___ Records for processing

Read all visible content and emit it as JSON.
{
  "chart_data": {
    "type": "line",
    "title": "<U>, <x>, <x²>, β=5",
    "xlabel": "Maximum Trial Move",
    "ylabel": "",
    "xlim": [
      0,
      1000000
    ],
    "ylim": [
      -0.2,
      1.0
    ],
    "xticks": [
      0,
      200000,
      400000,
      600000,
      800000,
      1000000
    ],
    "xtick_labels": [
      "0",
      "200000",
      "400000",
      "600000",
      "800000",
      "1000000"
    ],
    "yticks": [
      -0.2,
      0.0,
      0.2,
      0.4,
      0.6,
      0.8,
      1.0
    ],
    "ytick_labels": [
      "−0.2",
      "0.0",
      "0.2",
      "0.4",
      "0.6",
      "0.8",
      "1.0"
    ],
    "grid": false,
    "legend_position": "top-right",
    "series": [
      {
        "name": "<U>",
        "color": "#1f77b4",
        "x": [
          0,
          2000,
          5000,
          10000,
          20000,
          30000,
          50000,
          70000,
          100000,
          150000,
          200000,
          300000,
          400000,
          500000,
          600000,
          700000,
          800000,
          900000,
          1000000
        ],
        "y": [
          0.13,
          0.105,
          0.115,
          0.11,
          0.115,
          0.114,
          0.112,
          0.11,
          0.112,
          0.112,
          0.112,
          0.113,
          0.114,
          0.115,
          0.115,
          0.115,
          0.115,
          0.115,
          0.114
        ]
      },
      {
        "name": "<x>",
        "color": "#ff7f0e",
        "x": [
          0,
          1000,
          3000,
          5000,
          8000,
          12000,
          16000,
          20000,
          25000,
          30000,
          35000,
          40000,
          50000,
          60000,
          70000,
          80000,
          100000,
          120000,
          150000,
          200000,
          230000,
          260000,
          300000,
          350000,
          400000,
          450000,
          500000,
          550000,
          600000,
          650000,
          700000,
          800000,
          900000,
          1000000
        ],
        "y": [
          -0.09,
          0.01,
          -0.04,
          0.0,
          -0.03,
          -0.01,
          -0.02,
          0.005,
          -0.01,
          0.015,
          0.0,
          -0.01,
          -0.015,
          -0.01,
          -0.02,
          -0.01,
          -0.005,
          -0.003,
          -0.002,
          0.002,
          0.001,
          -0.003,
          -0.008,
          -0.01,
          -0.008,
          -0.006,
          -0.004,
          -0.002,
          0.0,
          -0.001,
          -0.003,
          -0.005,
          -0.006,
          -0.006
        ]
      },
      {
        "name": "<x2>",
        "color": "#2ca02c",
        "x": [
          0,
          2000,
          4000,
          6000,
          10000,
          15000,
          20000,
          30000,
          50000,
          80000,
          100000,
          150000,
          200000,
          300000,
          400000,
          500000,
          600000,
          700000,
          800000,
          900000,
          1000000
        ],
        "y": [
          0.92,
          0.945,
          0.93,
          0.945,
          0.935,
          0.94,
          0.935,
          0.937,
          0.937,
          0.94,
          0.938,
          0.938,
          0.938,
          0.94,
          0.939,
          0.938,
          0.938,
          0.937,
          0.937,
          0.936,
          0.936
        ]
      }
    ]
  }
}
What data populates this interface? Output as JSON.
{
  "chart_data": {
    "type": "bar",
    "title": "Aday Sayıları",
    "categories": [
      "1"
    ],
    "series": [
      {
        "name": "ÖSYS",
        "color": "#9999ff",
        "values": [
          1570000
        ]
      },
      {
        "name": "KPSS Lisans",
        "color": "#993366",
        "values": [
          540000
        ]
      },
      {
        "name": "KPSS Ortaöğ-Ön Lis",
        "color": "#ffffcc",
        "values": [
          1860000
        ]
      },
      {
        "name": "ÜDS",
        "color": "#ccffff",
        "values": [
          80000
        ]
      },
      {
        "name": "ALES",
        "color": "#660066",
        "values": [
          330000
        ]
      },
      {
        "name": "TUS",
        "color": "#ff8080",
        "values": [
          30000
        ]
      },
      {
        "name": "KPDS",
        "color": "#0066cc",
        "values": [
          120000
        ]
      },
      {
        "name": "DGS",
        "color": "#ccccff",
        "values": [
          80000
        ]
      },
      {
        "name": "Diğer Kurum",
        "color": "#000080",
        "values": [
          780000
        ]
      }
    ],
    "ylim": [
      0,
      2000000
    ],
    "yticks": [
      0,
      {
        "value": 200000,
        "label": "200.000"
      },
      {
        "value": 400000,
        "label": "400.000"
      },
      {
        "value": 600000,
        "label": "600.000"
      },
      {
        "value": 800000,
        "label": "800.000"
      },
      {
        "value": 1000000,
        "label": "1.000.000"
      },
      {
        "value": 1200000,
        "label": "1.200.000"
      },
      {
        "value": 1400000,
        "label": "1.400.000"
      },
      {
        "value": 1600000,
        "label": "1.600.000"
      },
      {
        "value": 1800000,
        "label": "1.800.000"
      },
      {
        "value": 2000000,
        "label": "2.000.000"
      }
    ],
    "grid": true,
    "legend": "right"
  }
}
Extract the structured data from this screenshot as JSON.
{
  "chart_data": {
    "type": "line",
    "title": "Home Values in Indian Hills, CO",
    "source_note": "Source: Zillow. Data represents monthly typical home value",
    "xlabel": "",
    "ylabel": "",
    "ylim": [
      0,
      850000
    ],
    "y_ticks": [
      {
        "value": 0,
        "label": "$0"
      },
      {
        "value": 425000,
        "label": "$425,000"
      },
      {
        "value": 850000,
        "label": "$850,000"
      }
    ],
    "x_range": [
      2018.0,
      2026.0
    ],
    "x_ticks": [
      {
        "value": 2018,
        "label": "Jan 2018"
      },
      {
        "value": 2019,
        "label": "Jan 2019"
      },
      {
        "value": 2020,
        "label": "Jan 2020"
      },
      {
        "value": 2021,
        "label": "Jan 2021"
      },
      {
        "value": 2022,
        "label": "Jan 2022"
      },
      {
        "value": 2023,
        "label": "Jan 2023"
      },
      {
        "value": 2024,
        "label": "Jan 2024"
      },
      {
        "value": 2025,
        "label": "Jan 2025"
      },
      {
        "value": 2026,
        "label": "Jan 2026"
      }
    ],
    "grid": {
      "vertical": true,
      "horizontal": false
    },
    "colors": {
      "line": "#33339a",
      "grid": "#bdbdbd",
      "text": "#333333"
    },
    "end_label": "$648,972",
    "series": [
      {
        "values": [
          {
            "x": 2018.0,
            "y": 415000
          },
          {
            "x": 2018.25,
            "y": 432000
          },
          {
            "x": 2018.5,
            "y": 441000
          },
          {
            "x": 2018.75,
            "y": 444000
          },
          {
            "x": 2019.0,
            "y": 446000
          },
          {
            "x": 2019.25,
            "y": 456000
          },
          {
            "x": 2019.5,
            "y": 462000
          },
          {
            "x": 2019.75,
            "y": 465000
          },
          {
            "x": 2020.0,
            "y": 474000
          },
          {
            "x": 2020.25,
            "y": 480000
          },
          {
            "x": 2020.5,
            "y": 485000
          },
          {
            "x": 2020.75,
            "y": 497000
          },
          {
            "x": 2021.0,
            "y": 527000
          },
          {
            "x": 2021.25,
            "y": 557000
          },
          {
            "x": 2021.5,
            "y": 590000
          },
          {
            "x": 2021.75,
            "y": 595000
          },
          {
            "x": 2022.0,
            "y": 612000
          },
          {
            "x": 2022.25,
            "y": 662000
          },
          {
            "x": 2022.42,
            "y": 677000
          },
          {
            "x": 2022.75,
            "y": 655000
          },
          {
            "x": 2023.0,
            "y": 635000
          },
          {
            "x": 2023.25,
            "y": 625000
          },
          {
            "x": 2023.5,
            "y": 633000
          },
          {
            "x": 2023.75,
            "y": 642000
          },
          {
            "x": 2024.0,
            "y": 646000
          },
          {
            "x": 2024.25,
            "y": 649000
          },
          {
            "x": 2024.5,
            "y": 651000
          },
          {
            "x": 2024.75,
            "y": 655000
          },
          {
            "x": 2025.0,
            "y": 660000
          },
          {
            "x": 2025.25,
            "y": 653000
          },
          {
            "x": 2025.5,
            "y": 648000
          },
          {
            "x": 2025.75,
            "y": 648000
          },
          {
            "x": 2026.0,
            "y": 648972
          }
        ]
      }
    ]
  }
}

______

[Set exercise]: Filter the data, keeping only the lines that contain "grid".

[Response to the exercise]:
    "grid": false,
    "grid": true,
    "grid": {
      "grid": "#bdbdbd",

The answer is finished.